Copy every line that mentions the word "bize".

───── Input ─────

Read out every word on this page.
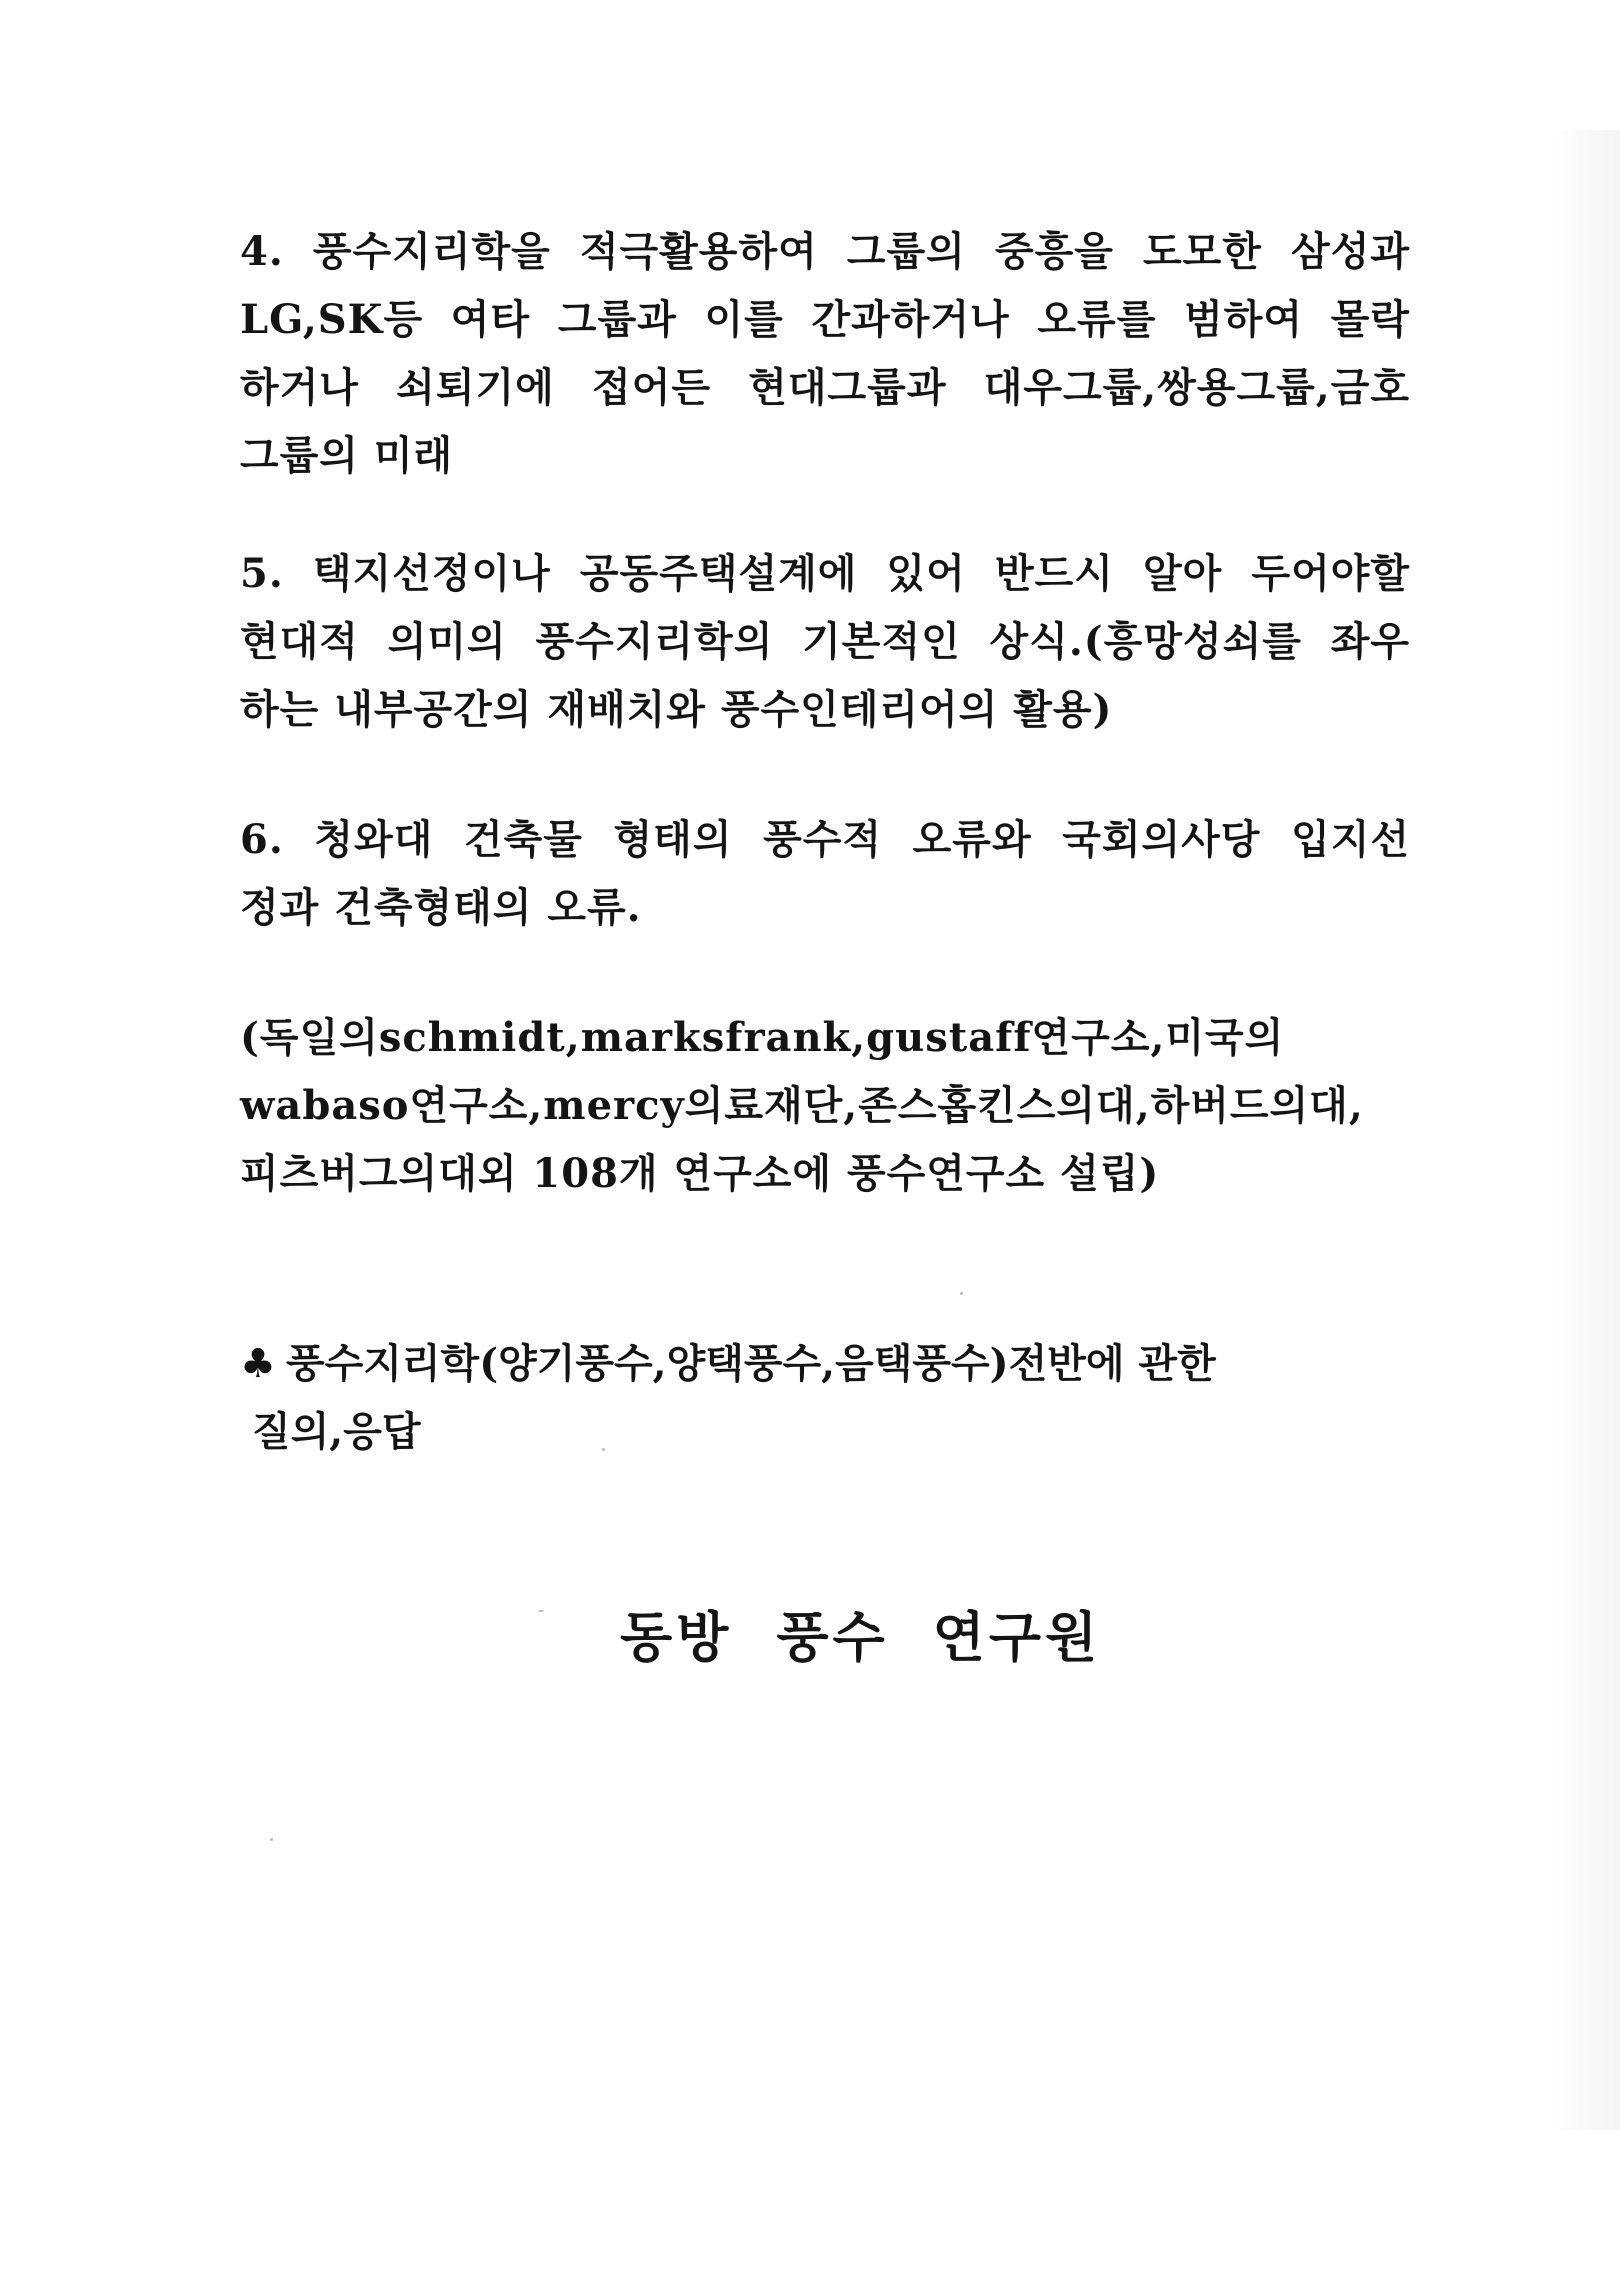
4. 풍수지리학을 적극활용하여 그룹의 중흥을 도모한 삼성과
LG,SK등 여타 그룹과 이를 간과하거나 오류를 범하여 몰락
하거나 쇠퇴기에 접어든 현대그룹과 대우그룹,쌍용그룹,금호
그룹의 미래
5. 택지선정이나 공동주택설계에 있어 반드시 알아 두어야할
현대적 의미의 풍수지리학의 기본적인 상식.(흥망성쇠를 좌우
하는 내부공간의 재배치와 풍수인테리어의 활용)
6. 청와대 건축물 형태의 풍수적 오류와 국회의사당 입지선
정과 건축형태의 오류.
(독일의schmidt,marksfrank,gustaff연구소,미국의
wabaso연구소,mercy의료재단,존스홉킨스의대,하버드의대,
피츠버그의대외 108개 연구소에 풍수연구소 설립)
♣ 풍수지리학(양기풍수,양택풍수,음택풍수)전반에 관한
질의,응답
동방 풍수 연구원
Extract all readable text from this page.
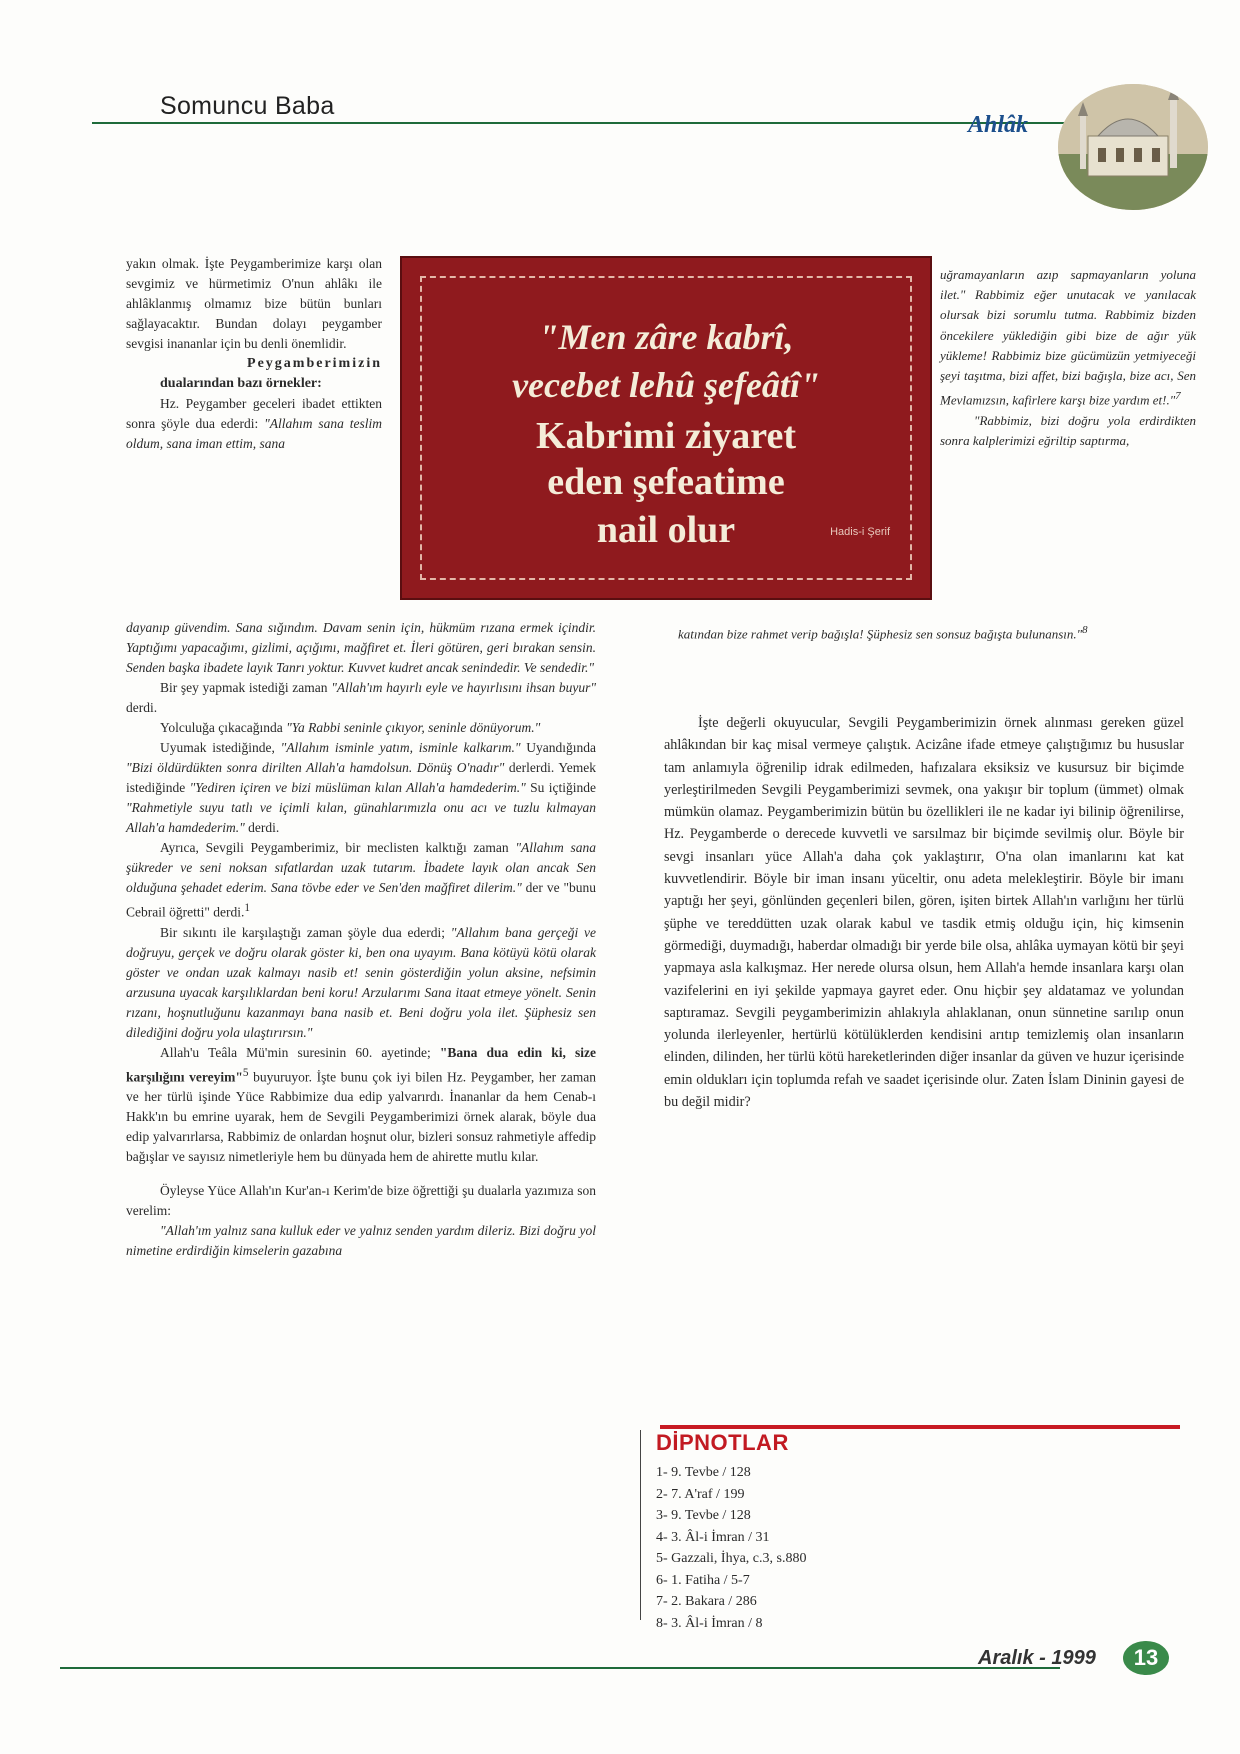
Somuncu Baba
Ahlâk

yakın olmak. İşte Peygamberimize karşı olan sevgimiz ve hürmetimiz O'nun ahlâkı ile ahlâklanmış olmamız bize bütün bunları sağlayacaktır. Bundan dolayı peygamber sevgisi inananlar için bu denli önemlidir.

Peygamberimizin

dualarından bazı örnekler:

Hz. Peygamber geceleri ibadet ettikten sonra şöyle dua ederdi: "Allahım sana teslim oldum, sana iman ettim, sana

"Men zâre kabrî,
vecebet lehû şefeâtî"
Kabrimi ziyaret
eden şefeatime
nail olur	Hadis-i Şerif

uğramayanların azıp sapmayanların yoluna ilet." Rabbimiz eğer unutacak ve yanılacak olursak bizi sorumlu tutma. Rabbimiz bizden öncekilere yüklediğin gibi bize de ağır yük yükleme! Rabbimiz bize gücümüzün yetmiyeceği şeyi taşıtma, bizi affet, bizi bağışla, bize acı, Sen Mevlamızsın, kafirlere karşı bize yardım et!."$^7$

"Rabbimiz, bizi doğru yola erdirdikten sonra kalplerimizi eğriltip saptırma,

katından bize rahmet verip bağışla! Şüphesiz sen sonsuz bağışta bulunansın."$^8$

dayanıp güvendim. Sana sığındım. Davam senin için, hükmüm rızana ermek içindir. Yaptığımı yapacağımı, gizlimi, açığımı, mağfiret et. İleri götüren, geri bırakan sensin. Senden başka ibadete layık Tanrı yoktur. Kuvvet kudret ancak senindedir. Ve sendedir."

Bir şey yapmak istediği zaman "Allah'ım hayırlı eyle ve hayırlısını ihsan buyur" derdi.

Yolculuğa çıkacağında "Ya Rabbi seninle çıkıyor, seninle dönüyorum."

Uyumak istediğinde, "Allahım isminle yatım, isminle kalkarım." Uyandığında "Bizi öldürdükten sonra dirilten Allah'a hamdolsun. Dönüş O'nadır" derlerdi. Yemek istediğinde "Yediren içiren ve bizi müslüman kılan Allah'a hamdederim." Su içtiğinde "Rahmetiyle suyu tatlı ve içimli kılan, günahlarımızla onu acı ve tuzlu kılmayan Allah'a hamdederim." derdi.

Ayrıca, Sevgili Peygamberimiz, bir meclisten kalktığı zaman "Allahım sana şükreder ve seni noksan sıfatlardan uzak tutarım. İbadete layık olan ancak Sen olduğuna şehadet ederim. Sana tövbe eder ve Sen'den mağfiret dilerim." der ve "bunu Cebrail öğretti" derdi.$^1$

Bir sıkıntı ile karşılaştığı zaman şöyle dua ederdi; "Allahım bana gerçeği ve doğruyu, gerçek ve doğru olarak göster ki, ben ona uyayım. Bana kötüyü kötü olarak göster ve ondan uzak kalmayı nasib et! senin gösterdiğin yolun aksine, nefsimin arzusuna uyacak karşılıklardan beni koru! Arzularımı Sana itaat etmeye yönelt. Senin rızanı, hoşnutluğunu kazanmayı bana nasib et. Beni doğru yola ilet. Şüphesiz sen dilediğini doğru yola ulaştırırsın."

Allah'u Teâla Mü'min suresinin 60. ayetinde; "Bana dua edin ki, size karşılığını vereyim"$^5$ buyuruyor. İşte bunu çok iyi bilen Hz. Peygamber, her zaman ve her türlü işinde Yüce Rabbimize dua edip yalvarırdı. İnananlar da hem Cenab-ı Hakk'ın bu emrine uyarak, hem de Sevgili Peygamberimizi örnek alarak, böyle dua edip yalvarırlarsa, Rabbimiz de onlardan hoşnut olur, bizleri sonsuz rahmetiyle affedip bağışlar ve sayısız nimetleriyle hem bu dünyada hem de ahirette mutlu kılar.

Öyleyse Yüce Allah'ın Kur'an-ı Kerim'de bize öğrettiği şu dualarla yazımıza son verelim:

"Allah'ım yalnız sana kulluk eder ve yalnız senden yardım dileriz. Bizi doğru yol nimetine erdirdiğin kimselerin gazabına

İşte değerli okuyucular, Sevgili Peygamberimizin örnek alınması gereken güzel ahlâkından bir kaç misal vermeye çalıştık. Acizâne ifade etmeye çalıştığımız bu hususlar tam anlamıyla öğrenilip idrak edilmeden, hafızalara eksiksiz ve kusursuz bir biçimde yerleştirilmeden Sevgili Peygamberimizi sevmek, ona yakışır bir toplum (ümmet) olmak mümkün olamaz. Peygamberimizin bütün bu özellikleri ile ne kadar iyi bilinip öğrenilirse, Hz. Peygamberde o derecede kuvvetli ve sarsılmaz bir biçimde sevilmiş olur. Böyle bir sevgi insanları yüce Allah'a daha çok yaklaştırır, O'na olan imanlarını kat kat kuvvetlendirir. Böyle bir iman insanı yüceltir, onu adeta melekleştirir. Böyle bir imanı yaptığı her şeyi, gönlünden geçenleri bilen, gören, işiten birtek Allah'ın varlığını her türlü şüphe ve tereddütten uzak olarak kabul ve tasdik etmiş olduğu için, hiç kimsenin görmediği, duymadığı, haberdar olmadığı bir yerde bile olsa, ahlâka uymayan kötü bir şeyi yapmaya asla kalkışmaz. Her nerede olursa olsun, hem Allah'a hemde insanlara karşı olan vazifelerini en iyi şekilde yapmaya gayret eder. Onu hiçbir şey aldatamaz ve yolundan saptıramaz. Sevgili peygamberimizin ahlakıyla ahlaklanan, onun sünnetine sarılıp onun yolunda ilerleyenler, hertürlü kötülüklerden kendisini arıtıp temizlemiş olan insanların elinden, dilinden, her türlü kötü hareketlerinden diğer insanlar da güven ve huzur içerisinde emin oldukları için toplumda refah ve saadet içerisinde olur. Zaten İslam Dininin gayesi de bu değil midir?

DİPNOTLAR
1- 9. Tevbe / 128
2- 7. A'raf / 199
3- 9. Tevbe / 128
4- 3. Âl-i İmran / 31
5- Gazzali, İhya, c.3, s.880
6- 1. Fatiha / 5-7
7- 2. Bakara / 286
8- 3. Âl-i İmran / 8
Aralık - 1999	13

─────

*Full response:*
yakın olmak. İşte Peygamberimize karşı olan sevgimiz ve hürmetimiz O'nun ahlâkı ile ahlâklanmış olmamız bize bütün bunları sağlayacaktır. Bundan dolayı peygamber sevgisi inananlar için bu denli önemlidir.
uğramayanların azıp sapmayanların yoluna ilet." Rabbimiz eğer unutacak ve yanılacak olursak bizi sorumlu tutma. Rabbimiz bizden öncekilere yüklediğin gibi bize de ağır yük yükleme! Rabbimiz bize gücümüzün yetmiyeceği şeyi taşıtma, bizi affet, bizi bağışla, bize acı, Sen Mevlamızsın, kafirlere karşı bize yardım et!."$^7$
katından bize rahmet verip bağışla! Şüphesiz sen sonsuz bağışta bulunansın."$^8$
Öyleyse Yüce Allah'ın Kur'an-ı Kerim'de bize öğrettiği şu dualarla yazımıza son verelim:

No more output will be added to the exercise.